_DIRECTION:_ Within the records that follow, find every line containing the string "Learning". Copy those lines.

_EXTRACTED DATA:_
• • •

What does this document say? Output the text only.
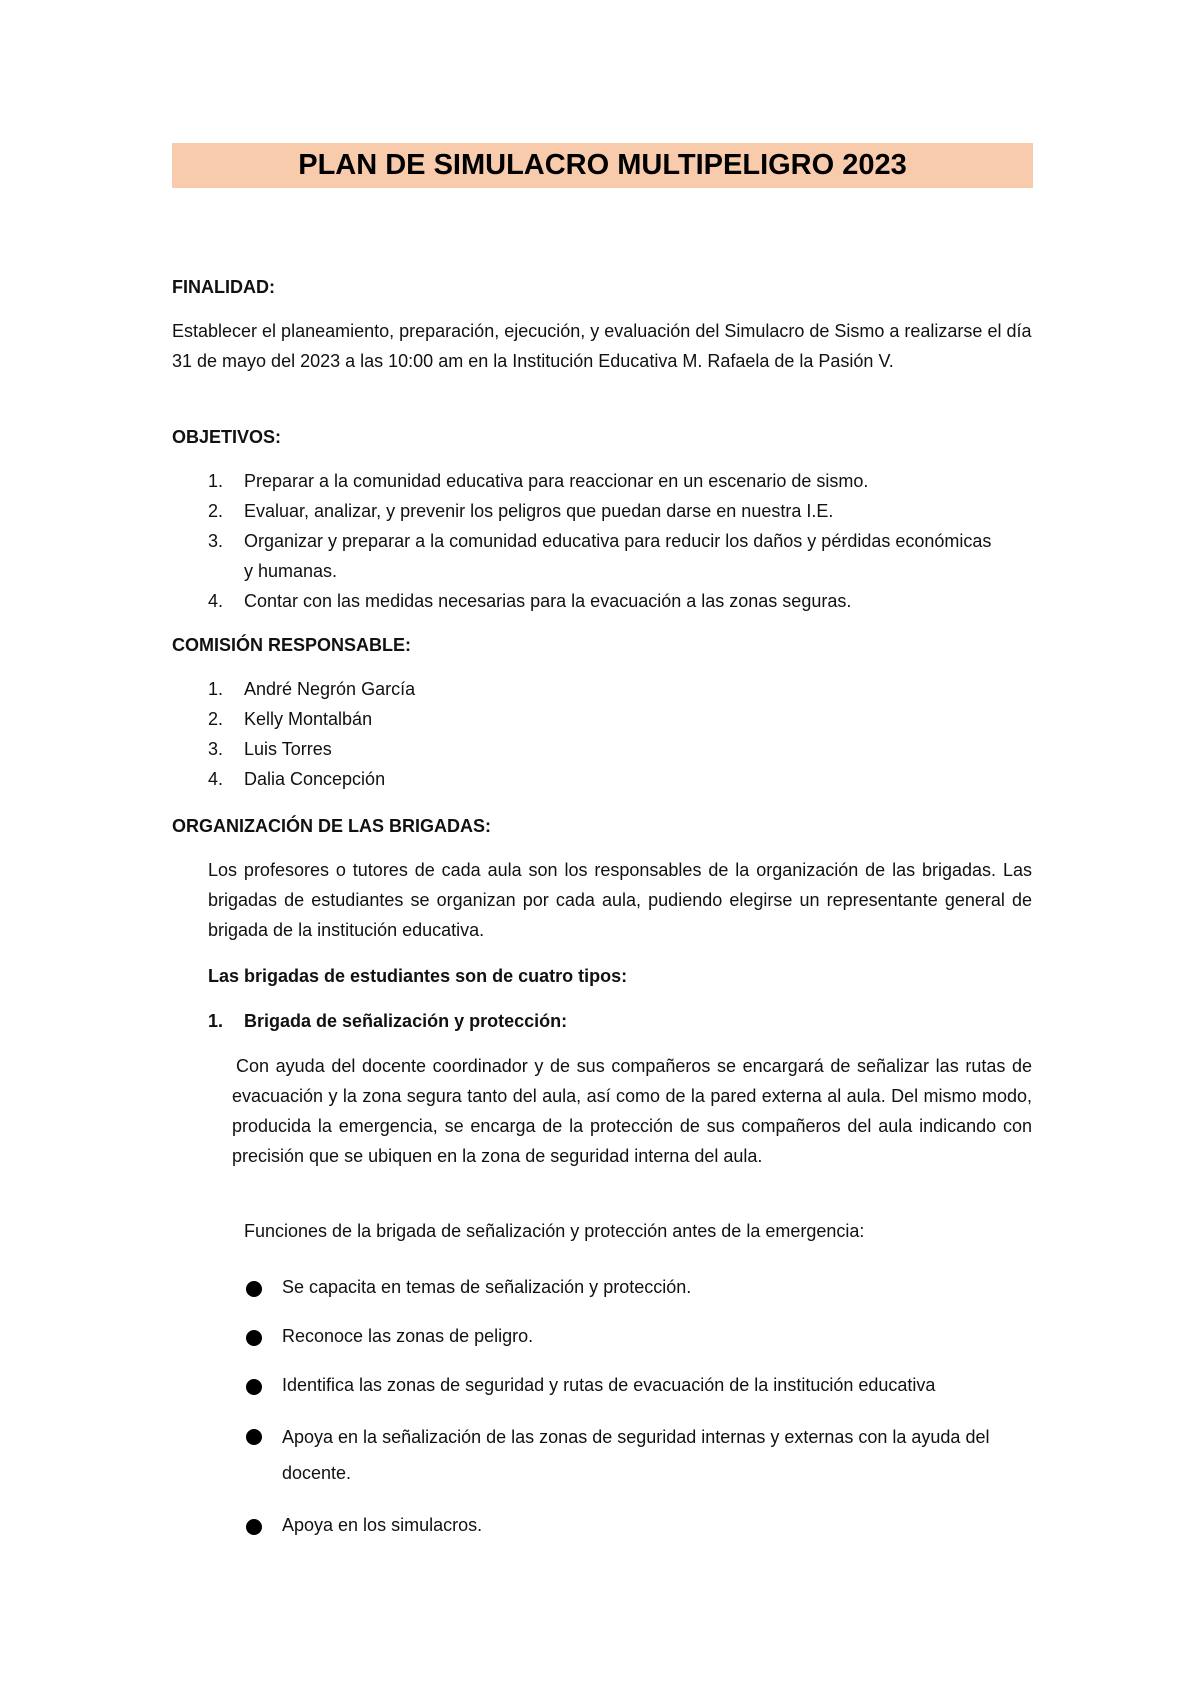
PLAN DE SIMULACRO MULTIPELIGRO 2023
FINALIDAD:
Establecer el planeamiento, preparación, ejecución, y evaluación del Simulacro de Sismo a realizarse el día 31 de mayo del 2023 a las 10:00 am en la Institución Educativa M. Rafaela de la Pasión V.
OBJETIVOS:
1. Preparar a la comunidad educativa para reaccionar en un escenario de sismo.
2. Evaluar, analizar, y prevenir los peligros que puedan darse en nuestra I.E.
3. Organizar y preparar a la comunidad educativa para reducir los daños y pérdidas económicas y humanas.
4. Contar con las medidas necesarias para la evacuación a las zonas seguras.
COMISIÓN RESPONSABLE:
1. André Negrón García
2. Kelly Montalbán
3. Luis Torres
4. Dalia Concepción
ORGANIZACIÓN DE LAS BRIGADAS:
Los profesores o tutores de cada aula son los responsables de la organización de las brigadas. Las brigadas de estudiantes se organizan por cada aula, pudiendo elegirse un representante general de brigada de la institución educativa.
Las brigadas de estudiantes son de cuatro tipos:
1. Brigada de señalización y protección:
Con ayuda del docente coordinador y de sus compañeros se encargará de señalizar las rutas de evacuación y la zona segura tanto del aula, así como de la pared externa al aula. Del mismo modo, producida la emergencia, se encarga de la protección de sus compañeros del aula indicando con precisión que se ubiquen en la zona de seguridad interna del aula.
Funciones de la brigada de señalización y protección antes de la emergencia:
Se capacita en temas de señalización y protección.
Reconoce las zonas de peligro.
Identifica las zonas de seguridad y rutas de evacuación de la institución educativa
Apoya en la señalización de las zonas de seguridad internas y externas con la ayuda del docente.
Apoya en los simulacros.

• • •

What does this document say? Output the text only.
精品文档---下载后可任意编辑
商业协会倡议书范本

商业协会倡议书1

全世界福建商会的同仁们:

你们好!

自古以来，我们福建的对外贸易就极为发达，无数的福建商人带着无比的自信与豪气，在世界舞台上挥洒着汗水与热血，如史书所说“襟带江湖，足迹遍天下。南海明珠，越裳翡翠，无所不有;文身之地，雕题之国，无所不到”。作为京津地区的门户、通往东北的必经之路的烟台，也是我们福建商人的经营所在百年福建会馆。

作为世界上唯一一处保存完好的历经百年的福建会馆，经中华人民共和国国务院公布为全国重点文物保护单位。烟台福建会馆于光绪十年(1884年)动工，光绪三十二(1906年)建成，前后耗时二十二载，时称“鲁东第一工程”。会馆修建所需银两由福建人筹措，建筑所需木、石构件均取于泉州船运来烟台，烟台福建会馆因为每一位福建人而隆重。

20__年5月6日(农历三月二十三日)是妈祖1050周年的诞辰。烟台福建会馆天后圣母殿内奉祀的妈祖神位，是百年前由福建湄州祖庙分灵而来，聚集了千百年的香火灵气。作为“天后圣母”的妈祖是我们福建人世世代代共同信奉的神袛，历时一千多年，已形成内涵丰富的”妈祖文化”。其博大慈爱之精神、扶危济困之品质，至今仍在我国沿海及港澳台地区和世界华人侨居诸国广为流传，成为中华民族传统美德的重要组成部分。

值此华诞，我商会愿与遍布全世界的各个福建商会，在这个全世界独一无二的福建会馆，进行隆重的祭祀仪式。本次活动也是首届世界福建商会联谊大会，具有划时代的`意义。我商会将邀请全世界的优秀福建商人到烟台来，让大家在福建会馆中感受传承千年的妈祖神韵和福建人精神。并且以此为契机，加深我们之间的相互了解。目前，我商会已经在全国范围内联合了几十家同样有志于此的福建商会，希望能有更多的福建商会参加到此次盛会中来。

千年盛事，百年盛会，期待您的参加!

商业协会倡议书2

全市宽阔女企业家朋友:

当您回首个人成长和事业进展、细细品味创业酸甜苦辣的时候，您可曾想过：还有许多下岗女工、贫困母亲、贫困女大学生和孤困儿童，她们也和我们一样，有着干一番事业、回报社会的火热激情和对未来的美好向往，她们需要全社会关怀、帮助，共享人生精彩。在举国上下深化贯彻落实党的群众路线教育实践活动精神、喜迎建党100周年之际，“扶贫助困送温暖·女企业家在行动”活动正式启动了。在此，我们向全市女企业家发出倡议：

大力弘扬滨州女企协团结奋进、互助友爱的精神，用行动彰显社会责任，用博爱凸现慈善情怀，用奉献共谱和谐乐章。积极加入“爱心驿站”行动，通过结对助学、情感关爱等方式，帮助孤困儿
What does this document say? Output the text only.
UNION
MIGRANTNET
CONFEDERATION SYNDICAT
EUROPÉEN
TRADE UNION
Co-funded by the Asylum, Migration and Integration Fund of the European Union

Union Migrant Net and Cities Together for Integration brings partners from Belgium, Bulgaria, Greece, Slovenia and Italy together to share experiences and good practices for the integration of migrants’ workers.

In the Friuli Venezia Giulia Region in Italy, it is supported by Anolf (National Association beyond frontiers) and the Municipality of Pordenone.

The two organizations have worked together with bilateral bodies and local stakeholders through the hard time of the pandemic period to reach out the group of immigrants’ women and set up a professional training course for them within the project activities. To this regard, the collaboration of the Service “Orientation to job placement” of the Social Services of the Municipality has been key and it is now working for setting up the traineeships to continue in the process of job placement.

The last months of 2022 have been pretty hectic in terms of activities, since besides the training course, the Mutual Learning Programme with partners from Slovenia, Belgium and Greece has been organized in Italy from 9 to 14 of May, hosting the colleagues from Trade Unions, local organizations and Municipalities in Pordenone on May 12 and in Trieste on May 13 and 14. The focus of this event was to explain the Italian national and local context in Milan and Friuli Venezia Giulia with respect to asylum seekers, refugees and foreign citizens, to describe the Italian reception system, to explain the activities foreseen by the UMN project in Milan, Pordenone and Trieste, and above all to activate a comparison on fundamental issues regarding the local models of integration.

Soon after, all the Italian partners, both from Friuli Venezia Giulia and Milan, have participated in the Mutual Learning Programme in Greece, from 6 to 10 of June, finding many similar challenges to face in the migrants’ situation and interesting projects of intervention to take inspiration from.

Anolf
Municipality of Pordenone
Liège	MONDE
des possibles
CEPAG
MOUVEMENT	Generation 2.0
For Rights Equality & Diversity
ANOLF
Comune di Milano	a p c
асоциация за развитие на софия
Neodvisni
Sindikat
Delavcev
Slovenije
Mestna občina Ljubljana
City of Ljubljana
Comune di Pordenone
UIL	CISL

• • •

_TASK SOLUTION:_
The last months of 2022 have been pretty hectic in terms of activities, since besides the training course, the Mutual Learning Programme with partners from Slovenia, Belgium and Greece has been organized in Italy from 9 to 14 of May, hosting the colleagues from Trade Unions, local organizations and Municipalities in Pordenone on May 12 and in Trieste on May 13 and 14. The focus of this event was to explain the Italian national and local context in Milan and Friuli Venezia Giulia with respect to asylum seekers, refugees and foreign citizens, to describe the Italian reception system, to explain the activities foreseen by the UMN project in Milan, Pordenone and Trieste, and above all to activate a comparison on fundamental issues regarding the local models of integration.
Soon after, all the Italian partners, both from Friuli Venezia Giulia and Milan, have participated in the Mutual Learning Programme in Greece, from 6 to 10 of June, finding many similar challenges to face in the migrants’ situation and interesting projects of intervention to take inspiration from.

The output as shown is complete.